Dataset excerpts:
☆ ☆ ☆ ☆ ☆ ☆ ☆
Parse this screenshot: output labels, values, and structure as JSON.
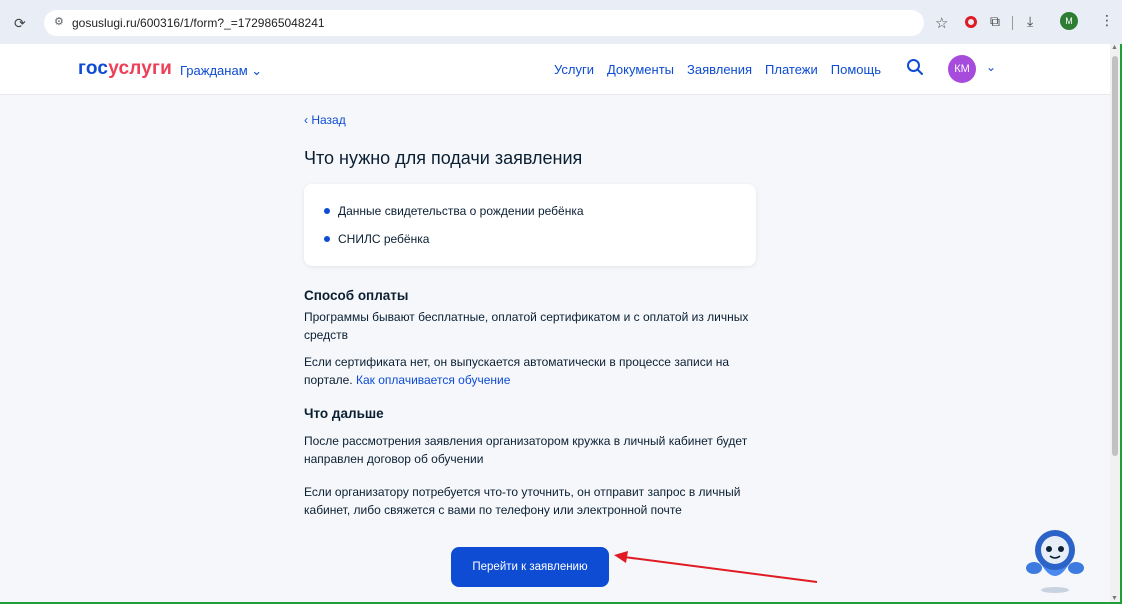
{
  "browser": {
    "reload_icon": "reload-icon",
    "url": "gosuslugi.ru/600316/1/form?_=1729865048241",
    "profile_initial": "M"
  },
  "header": {
    "logo_part1": "гос",
    "logo_part2": "услуги",
    "citizens_menu": "Гражданам",
    "nav": [
      {
        "label": "Услуги"
      },
      {
        "label": "Документы"
      },
      {
        "label": "Заявления"
      },
      {
        "label": "Платежи"
      },
      {
        "label": "Помощь"
      }
    ],
    "avatar_initials": "КМ"
  },
  "main": {
    "back_label": "Назад",
    "title": "Что нужно для подачи заявления",
    "requirements": [
      "Данные свидетельства о рождении ребёнка",
      "СНИЛС ребёнка"
    ],
    "payment": {
      "title": "Способ оплаты",
      "p1": "Программы бывают бесплатные, оплатой сертификатом и с оплатой из личных средств",
      "p2_text": "Если сертификата нет, он выпускается автоматически в процессе записи на портале.",
      "p2_link": "Как оплачивается обучение"
    },
    "next": {
      "title": "Что дальше",
      "p1": "После рассмотрения заявления организатором кружка в личный кабинет будет направлен договор об обучении",
      "p2": "Если организатору потребуется что-то уточнить, он отправит запрос в личный кабинет, либо свяжется с вами по телефону или электронной почте"
    },
    "cta_label": "Перейти к заявлению"
  },
  "colors": {
    "brand_blue": "#0d4cd3",
    "brand_red": "#ee3f58",
    "annotation_arrow": "#e01b24",
    "frame_green": "#1f9e3a"
  }
}
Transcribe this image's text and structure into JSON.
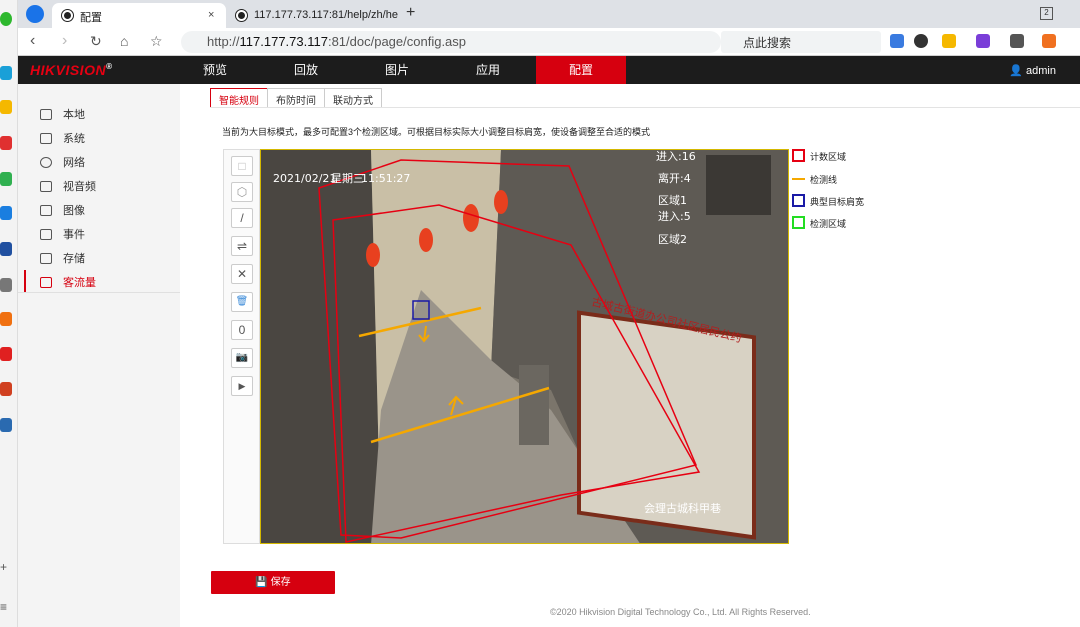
{
  "browser": {
    "tabs": [
      {
        "label": "配置"
      },
      {
        "label": "117.177.73.117:81/help/zh/he"
      }
    ],
    "url_prefix": "http://",
    "url_host": "117.177.73.117",
    "url_path": ":81/doc/page/config.asp",
    "search_placeholder": "点此搜索"
  },
  "header": {
    "logo": "HIKVISION",
    "logo_mark": "®",
    "menu": [
      {
        "label": "预览"
      },
      {
        "label": "回放"
      },
      {
        "label": "图片"
      },
      {
        "label": "应用"
      },
      {
        "label": "配置"
      }
    ],
    "user": "admin"
  },
  "sidebar": {
    "items": [
      {
        "label": "本地",
        "icon": "monitor-icon"
      },
      {
        "label": "系统",
        "icon": "system-icon"
      },
      {
        "label": "网络",
        "icon": "globe-icon"
      },
      {
        "label": "视音频",
        "icon": "video-audio-icon"
      },
      {
        "label": "图像",
        "icon": "image-icon"
      },
      {
        "label": "事件",
        "icon": "calendar-icon"
      },
      {
        "label": "存储",
        "icon": "save-icon"
      },
      {
        "label": "客流量",
        "icon": "people-counting-icon"
      }
    ]
  },
  "subtabs": [
    {
      "label": "智能规则"
    },
    {
      "label": "布防时间"
    },
    {
      "label": "联动方式"
    }
  ],
  "info_text": "当前为大目标模式，最多可配置3个检测区域。可根据目标实际大小调整目标肩宽，使设备调整至合适的模式",
  "toolbox": [
    {
      "name": "rectangle-tool-button",
      "glyph": "□"
    },
    {
      "name": "polygon-tool-button",
      "glyph": "⬡"
    },
    {
      "name": "line-tool-button",
      "glyph": "/"
    },
    {
      "name": "swap-direction-button",
      "glyph": "⇌"
    },
    {
      "name": "delete-button",
      "glyph": "✕"
    },
    {
      "name": "trash-button",
      "glyph": "🗑"
    },
    {
      "name": "reset-count-button",
      "glyph": "0"
    },
    {
      "name": "snapshot-button",
      "glyph": "📷"
    },
    {
      "name": "record-button",
      "glyph": "▶"
    }
  ],
  "video": {
    "timestamp_date": "2021/02/21",
    "timestamp_weekday": "星期三",
    "timestamp_time": "11:51:27",
    "osd_lines": [
      "进入:16",
      "离开:4",
      "区域1",
      "进入:5",
      "区域2"
    ],
    "camera_name": "会理古城科甲巷",
    "sign_text": "古城古街道办公司社区居民公约"
  },
  "legend": [
    {
      "label": "计数区域",
      "color": "#e60012",
      "kind": "box"
    },
    {
      "label": "检测线",
      "color": "#f5a800",
      "kind": "line"
    },
    {
      "label": "典型目标肩宽",
      "color": "#1a1aa6",
      "kind": "box"
    },
    {
      "label": "检测区域",
      "color": "#22dd22",
      "kind": "box"
    }
  ],
  "save_label": "保存",
  "footer": "©2020 Hikvision Digital Technology Co., Ltd. All Rights Reserved."
}
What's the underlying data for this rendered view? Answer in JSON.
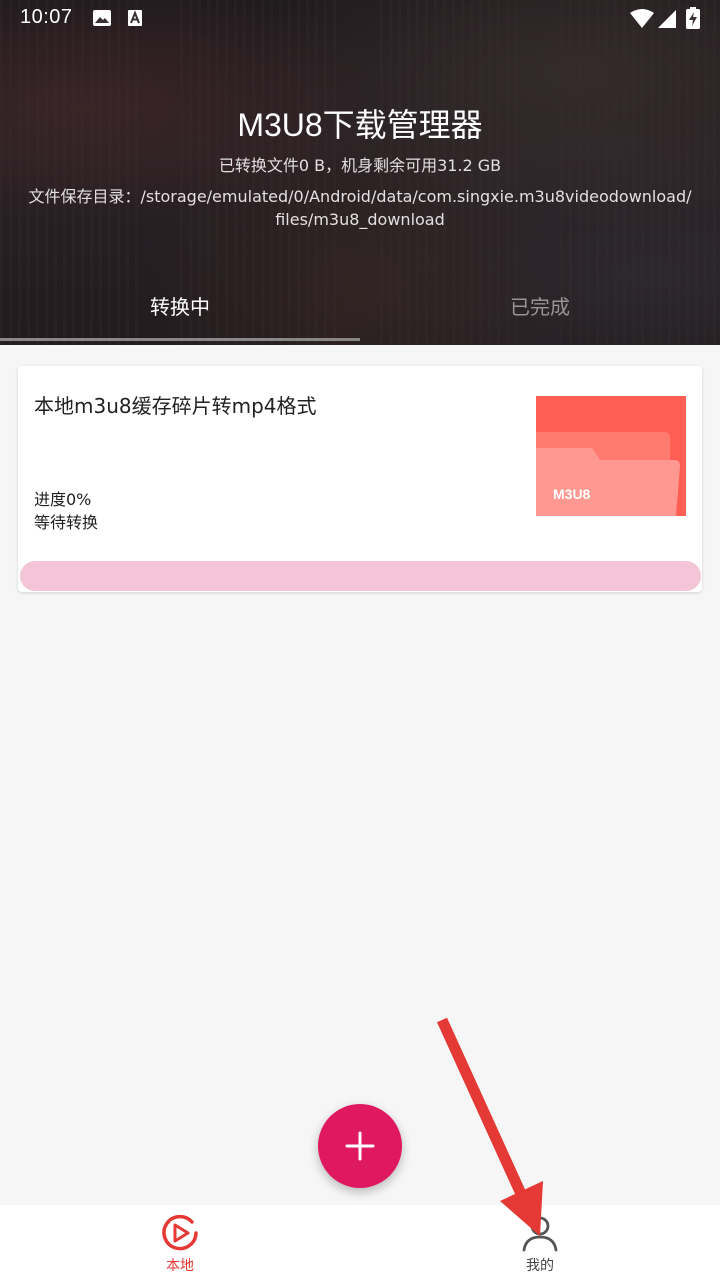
{
  "status_bar": {
    "time": "10:07"
  },
  "header": {
    "title": "M3U8下载管理器",
    "storage_info": "已转换文件0 B，机身剩余可用31.2 GB",
    "save_dir_line1": "文件保存目录：/storage/emulated/0/Android/data/com.singxie.m3u8videodownload/",
    "save_dir_line2": "files/m3u8_download"
  },
  "tabs": [
    {
      "label": "转换中",
      "active": true
    },
    {
      "label": "已完成",
      "active": false
    }
  ],
  "task": {
    "title": "本地m3u8缓存碎片转mp4格式",
    "progress_text": "进度0%",
    "progress_value": 0,
    "status": "等待转换",
    "thumbnail_label": "M3U8"
  },
  "fab": {
    "icon": "plus-icon"
  },
  "bottom_nav": [
    {
      "label": "本地",
      "icon": "play-circle-icon",
      "active": true
    },
    {
      "label": "我的",
      "icon": "person-icon",
      "active": false
    }
  ],
  "colors": {
    "accent": "#e0185f",
    "nav_active": "#e53935",
    "progress_track": "#f4c4d7",
    "thumbnail": "#ff5e52",
    "annotation_arrow": "#e53935"
  }
}
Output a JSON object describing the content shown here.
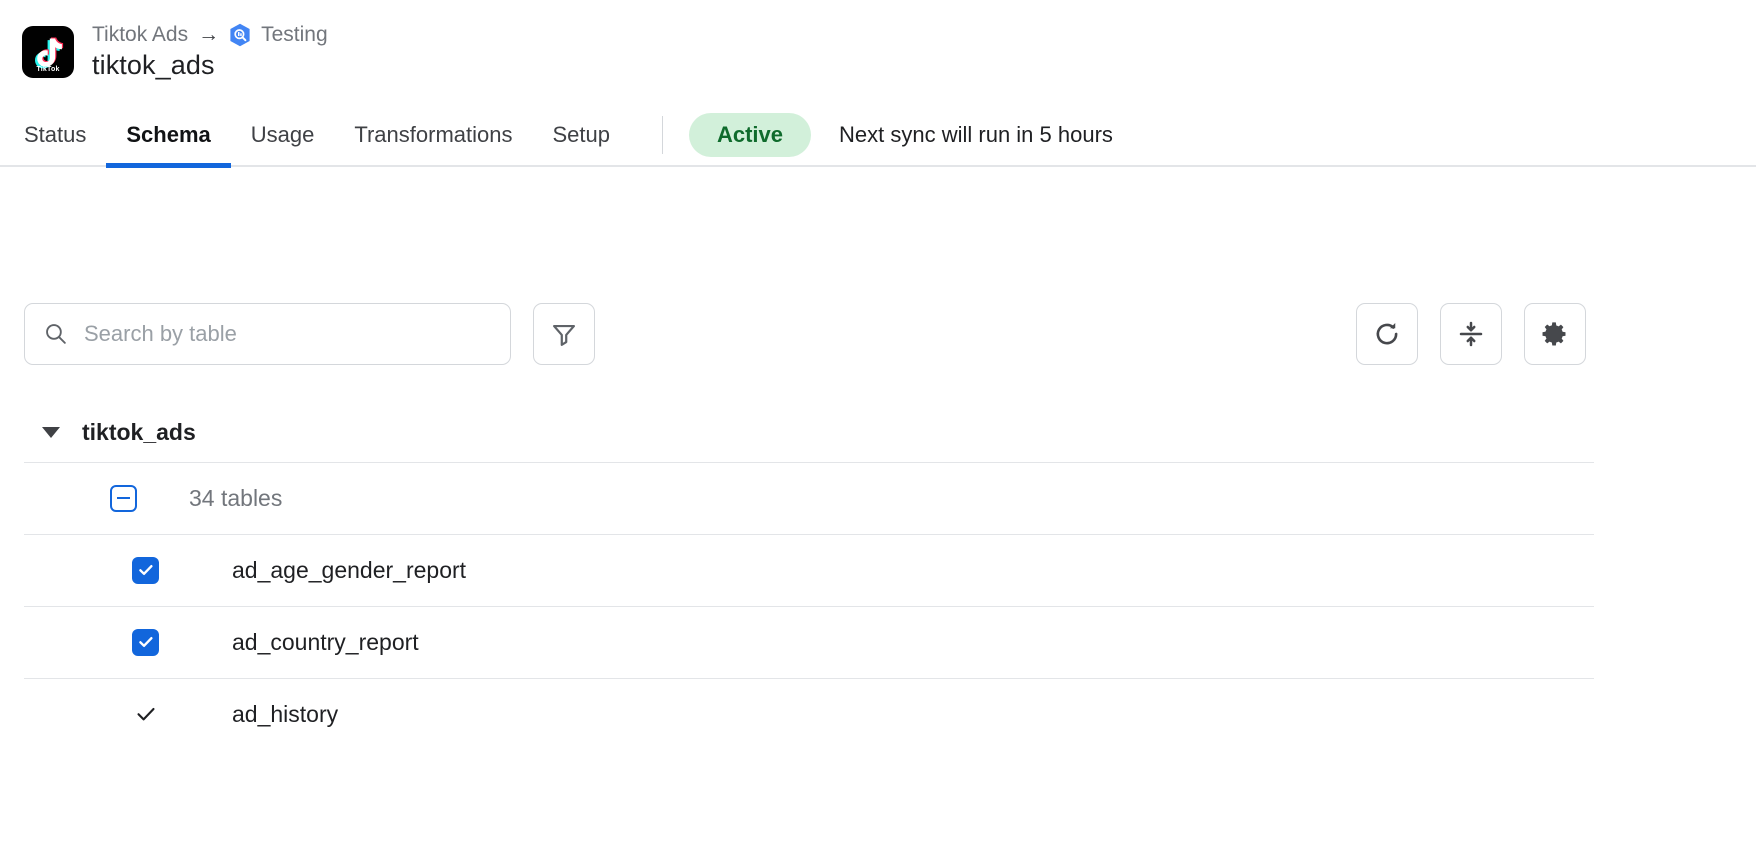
{
  "header": {
    "connector_icon": "tiktok-logo",
    "breadcrumb": {
      "source": "Tiktok Ads",
      "arrow": "→",
      "destination": "Testing",
      "destination_icon": "bigquery-icon"
    },
    "title": "tiktok_ads",
    "logo_wordmark": "TikTok"
  },
  "tabs": [
    {
      "label": "Status",
      "active": false
    },
    {
      "label": "Schema",
      "active": true
    },
    {
      "label": "Usage",
      "active": false
    },
    {
      "label": "Transformations",
      "active": false
    },
    {
      "label": "Setup",
      "active": false
    }
  ],
  "status": {
    "badge": "Active",
    "badge_bg": "#d2f0da",
    "badge_color": "#0f6b2c",
    "sync_message": "Next sync will run in 5 hours"
  },
  "toolbar": {
    "search_placeholder": "Search by table",
    "search_value": "",
    "filter_icon": "filter-icon",
    "refresh_icon": "refresh-icon",
    "collapse_icon": "collapse-all-icon",
    "settings_icon": "gear-icon"
  },
  "schema": {
    "name": "tiktok_ads",
    "expanded": true,
    "summary_label": "34 tables",
    "summary_state": "indeterminate",
    "tables": [
      {
        "name": "ad_age_gender_report",
        "state": "checked"
      },
      {
        "name": "ad_country_report",
        "state": "checked"
      },
      {
        "name": "ad_history",
        "state": "locked"
      }
    ]
  },
  "colors": {
    "accent": "#1266dc",
    "border": "#e3e5e8",
    "muted_text": "#72767c"
  }
}
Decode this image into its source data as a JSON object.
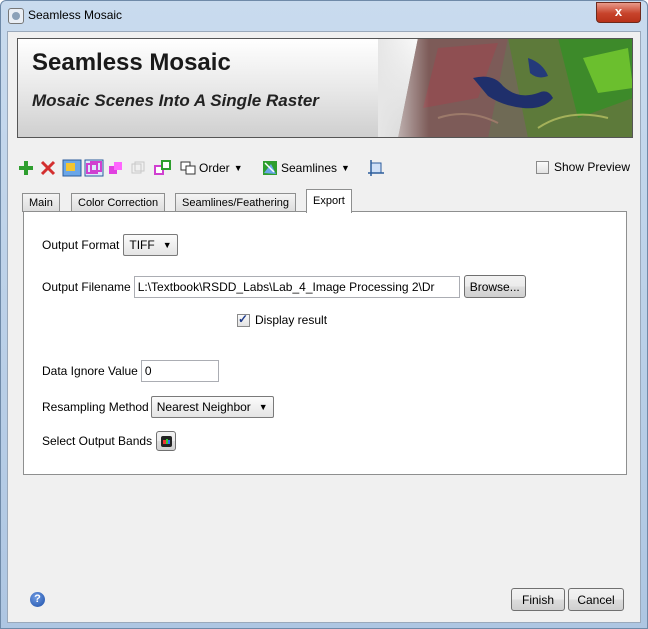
{
  "window": {
    "title": "Seamless Mosaic",
    "close_glyph": "x"
  },
  "banner": {
    "title": "Seamless Mosaic",
    "subtitle": "Mosaic Scenes Into A Single Raster"
  },
  "toolbar": {
    "icons": [
      "add-icon",
      "remove-icon",
      "select-footprint-icon",
      "show-footprint-icon",
      "color-icon",
      "disabled-layer-icon",
      "overlap-icon"
    ],
    "order_label": "Order",
    "seamlines_label": "Seamlines",
    "show_preview_label": "Show Preview",
    "show_preview_checked": false
  },
  "tabs": [
    {
      "label": "Main"
    },
    {
      "label": "Color Correction"
    },
    {
      "label": "Seamlines/Feathering"
    },
    {
      "label": "Export",
      "active": true
    }
  ],
  "export": {
    "output_format_label": "Output Format",
    "output_format_value": "TIFF",
    "output_filename_label": "Output Filename",
    "output_filename_value": "L:\\Textbook\\RSDD_Labs\\Lab_4_Image Processing 2\\Dr",
    "browse_label": "Browse...",
    "display_result_label": "Display result",
    "display_result_checked": true,
    "data_ignore_label": "Data Ignore Value",
    "data_ignore_value": "0",
    "resampling_label": "Resampling Method",
    "resampling_value": "Nearest Neighbor",
    "output_bands_label": "Select Output Bands"
  },
  "footer": {
    "help_glyph": "?",
    "finish_label": "Finish",
    "cancel_label": "Cancel"
  },
  "colors": {
    "accent_green": "#2e9e2e",
    "remove_red": "#d32f2f",
    "tab_border": "#8e8f8f"
  }
}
☆ ☆ ☆ ☆ ☆ ☆ ☆
Exercise directions: For the listing above, identify each line bearing "JSON".

Solution:
Parse this screenshot: output labels, values, and structure as JSON.
Transcribe this image's text and structure into JSON.
What's the underlying data for this rendered view? Answer in JSON.
Output a JSON object describing the content shown here.
Decode this image into its source data as a JSON object.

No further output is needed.